▸ PROBLEM REQUIREMENTS
State the number of lines that contain "matrix", with no other text.

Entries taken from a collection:
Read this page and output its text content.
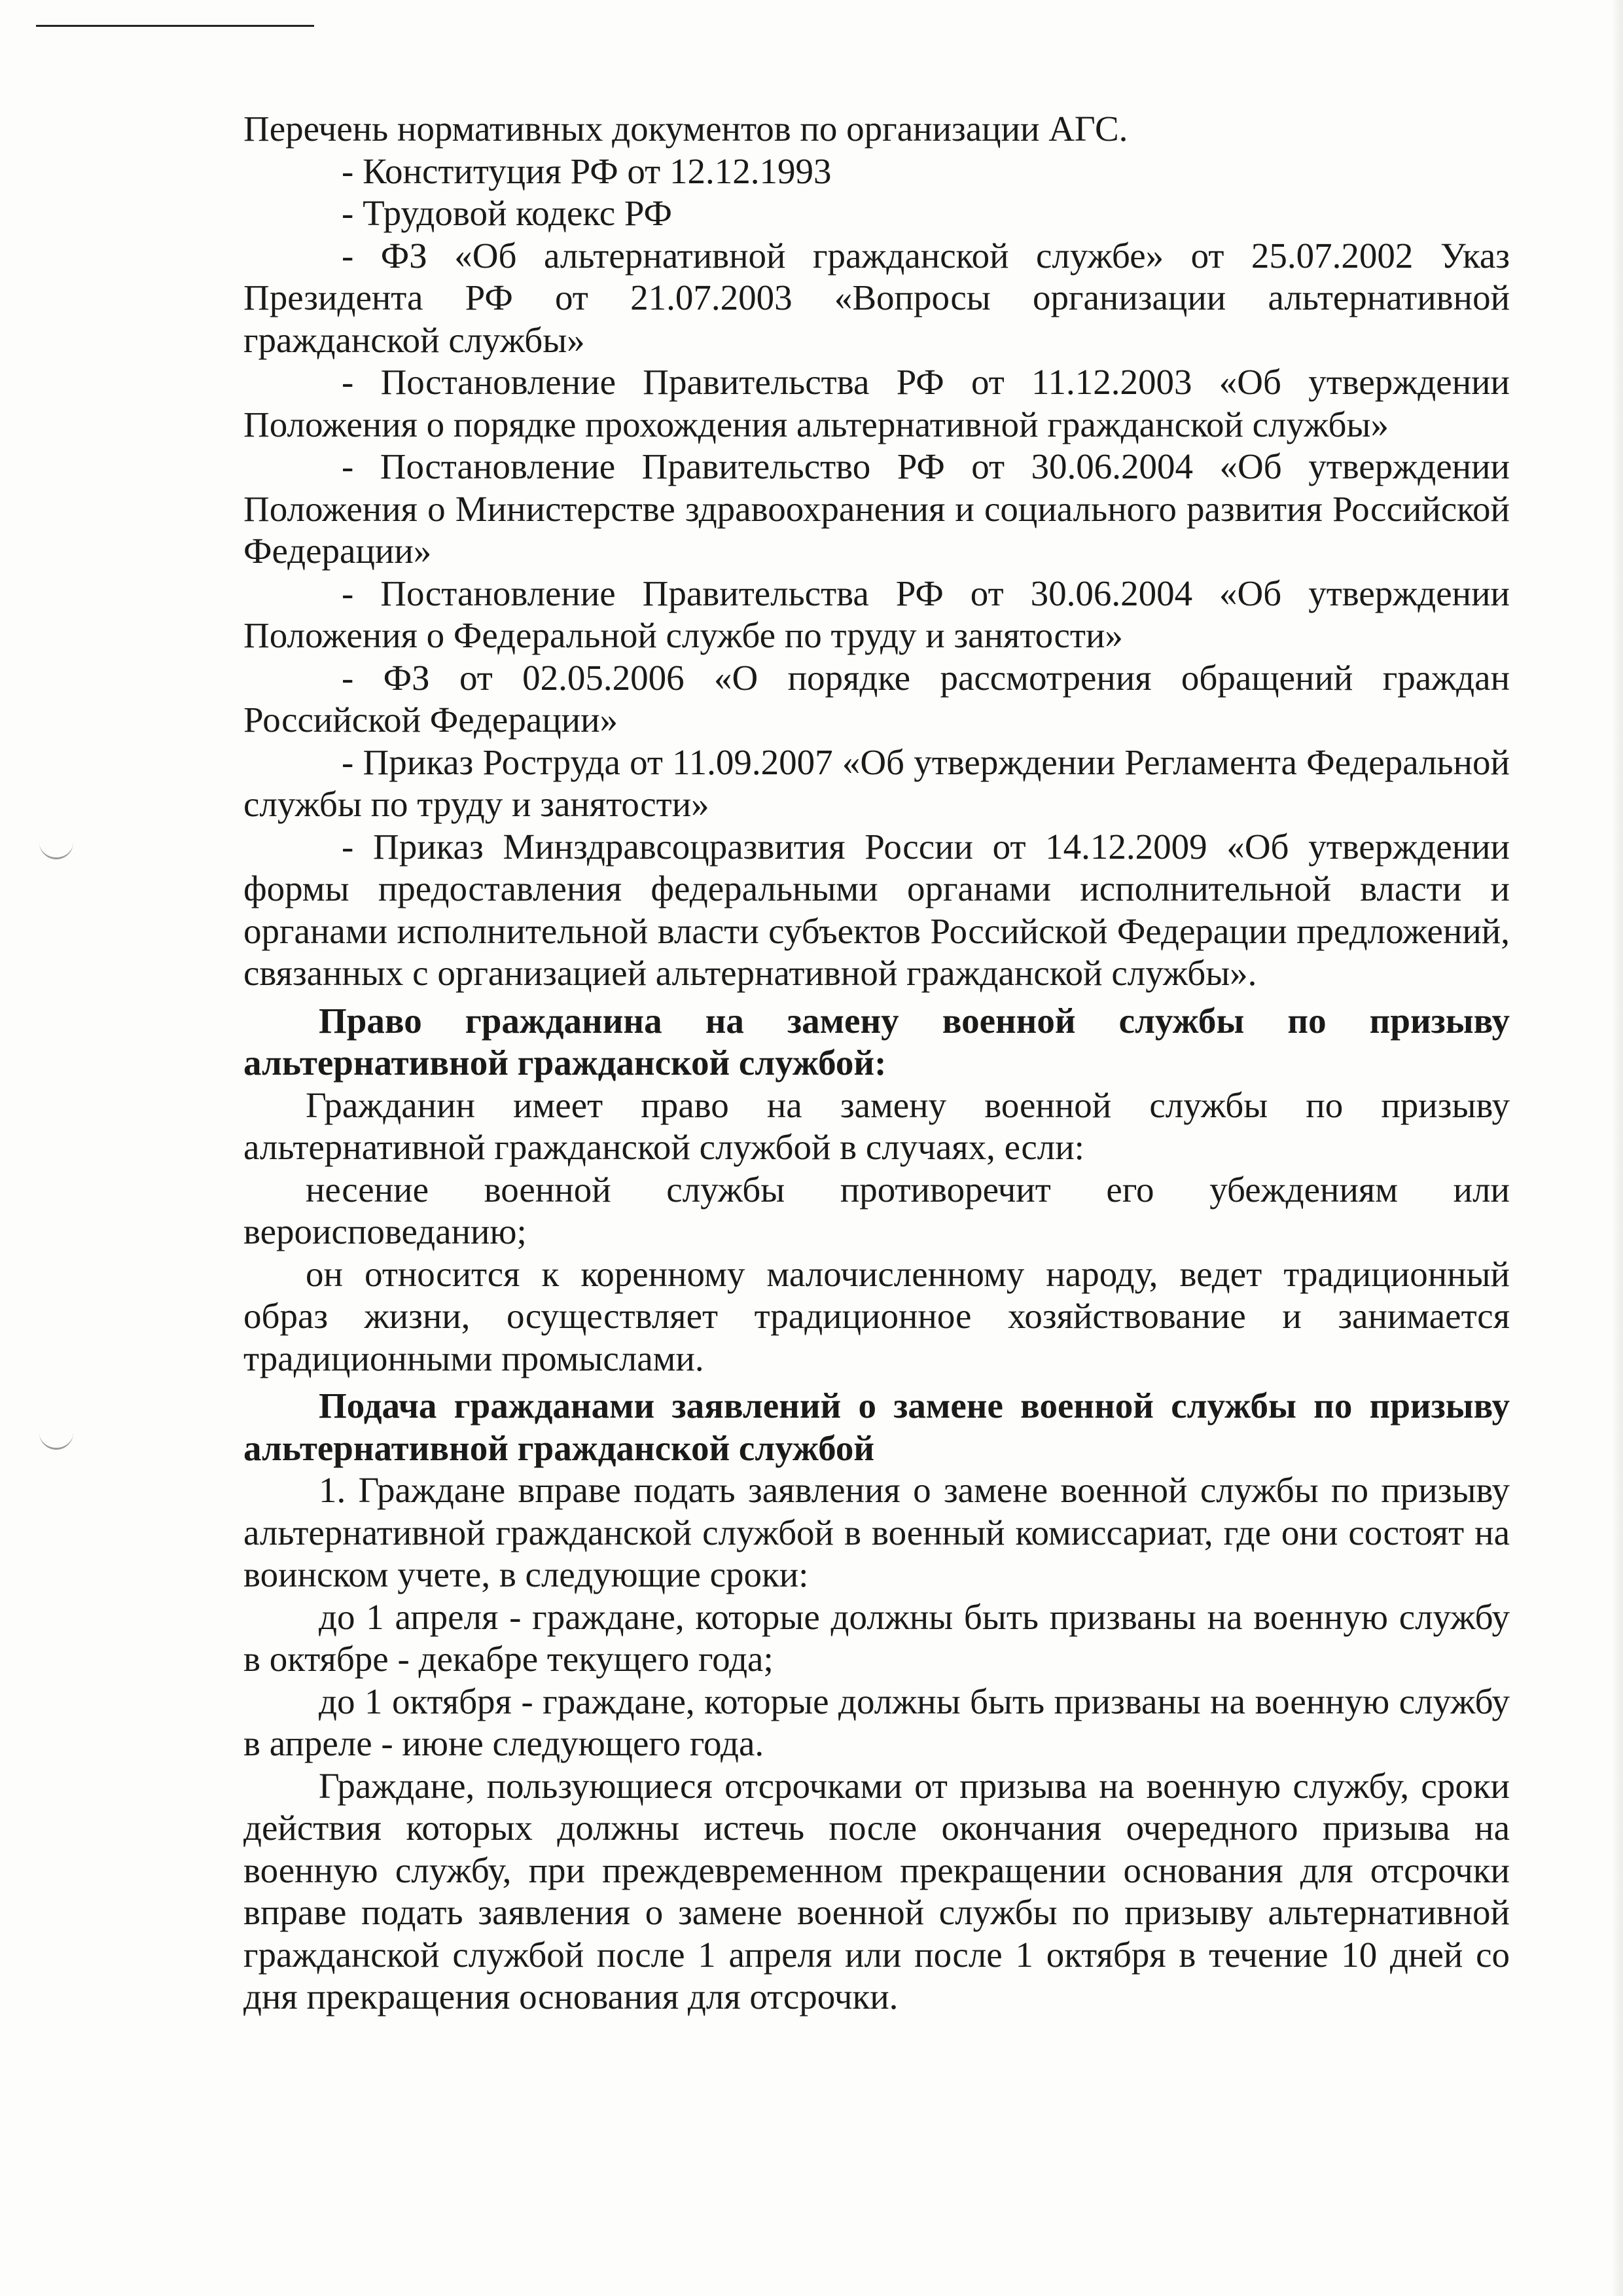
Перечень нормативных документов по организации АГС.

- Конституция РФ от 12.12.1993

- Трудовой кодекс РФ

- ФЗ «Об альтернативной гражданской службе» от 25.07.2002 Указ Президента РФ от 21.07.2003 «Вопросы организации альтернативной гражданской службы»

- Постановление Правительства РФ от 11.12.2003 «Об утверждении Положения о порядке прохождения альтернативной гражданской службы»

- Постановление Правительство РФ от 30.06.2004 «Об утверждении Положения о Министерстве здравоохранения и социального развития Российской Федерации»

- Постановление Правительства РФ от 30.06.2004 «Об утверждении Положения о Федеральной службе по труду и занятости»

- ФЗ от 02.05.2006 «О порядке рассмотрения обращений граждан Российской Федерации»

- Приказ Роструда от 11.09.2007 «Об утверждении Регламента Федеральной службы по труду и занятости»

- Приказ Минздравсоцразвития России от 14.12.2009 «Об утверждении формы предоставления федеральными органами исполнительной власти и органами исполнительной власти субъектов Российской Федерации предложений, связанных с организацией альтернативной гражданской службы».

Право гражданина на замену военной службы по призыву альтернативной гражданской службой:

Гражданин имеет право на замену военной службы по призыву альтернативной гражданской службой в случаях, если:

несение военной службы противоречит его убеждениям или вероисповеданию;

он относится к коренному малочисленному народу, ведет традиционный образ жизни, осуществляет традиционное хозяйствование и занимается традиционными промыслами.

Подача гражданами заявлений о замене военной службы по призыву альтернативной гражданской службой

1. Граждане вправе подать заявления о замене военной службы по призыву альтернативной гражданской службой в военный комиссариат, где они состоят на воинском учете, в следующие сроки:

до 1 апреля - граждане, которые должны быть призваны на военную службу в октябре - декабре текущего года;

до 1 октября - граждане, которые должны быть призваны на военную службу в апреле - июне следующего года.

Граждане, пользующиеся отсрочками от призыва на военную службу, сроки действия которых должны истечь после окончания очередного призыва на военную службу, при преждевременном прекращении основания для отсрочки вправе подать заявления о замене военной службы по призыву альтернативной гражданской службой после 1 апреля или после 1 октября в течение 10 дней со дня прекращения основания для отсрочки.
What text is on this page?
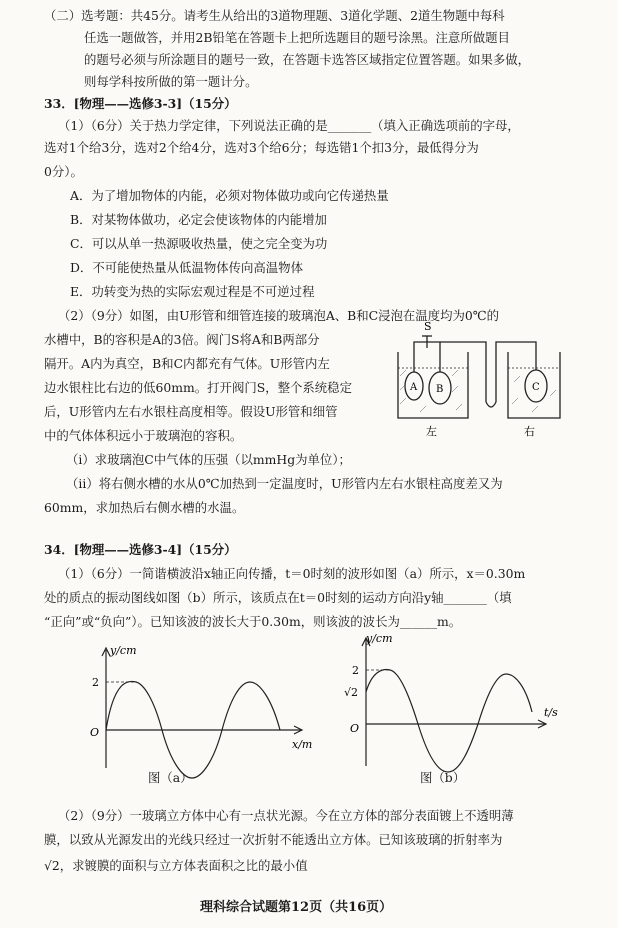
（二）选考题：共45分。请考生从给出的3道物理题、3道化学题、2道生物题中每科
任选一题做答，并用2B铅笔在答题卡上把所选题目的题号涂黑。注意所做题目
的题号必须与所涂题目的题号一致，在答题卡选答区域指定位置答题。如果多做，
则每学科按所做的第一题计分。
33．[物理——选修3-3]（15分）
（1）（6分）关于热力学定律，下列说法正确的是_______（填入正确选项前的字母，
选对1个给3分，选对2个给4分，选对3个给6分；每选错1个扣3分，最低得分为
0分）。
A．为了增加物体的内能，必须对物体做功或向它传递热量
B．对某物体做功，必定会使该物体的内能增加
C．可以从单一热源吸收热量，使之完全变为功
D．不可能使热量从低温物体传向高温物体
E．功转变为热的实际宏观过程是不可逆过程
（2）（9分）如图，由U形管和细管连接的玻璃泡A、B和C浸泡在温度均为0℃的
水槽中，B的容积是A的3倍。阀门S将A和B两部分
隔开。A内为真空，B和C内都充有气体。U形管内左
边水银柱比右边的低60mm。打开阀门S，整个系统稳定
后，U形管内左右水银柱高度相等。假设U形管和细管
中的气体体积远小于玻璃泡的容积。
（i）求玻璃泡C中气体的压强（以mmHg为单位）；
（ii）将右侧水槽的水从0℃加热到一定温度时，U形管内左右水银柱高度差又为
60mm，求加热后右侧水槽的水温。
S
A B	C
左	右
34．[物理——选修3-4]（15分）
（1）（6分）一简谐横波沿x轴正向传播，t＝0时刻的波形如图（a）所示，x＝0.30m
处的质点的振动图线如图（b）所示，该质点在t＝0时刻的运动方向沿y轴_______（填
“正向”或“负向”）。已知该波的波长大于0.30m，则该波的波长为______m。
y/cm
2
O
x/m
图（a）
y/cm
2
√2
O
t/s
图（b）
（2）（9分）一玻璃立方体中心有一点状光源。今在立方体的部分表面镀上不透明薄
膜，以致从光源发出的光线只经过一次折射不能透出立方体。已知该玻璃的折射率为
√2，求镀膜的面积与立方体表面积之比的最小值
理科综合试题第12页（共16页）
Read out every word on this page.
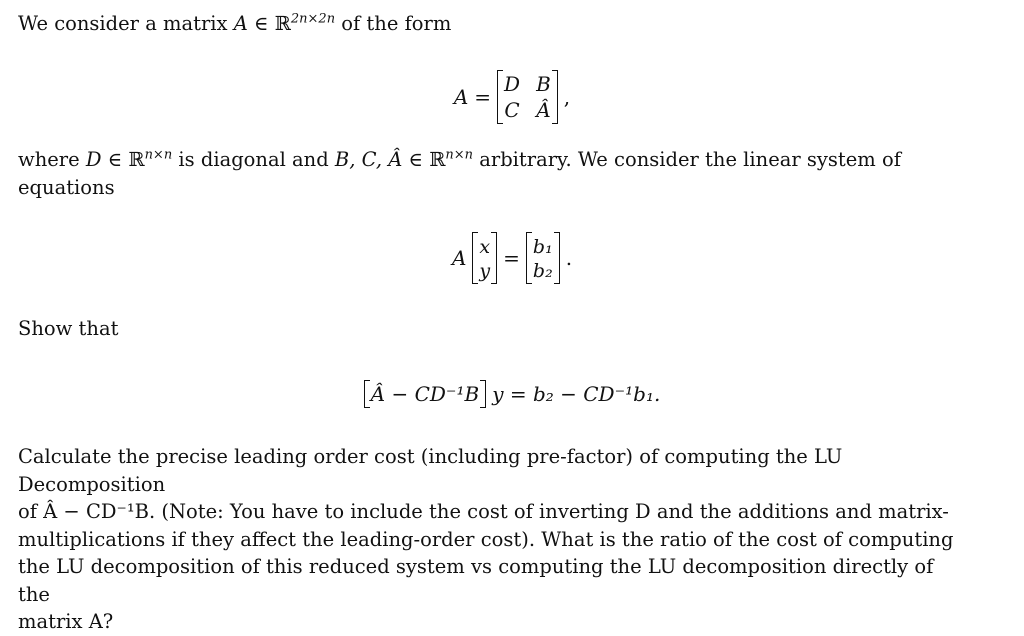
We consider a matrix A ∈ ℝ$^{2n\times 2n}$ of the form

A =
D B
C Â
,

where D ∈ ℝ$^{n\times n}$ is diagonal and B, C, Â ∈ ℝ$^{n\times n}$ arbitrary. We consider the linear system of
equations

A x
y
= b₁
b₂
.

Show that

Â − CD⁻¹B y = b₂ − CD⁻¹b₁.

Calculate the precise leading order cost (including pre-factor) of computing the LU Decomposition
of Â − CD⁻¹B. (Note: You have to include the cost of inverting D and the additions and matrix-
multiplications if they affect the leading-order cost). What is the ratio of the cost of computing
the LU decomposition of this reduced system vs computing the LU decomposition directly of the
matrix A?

▸ RESULT
3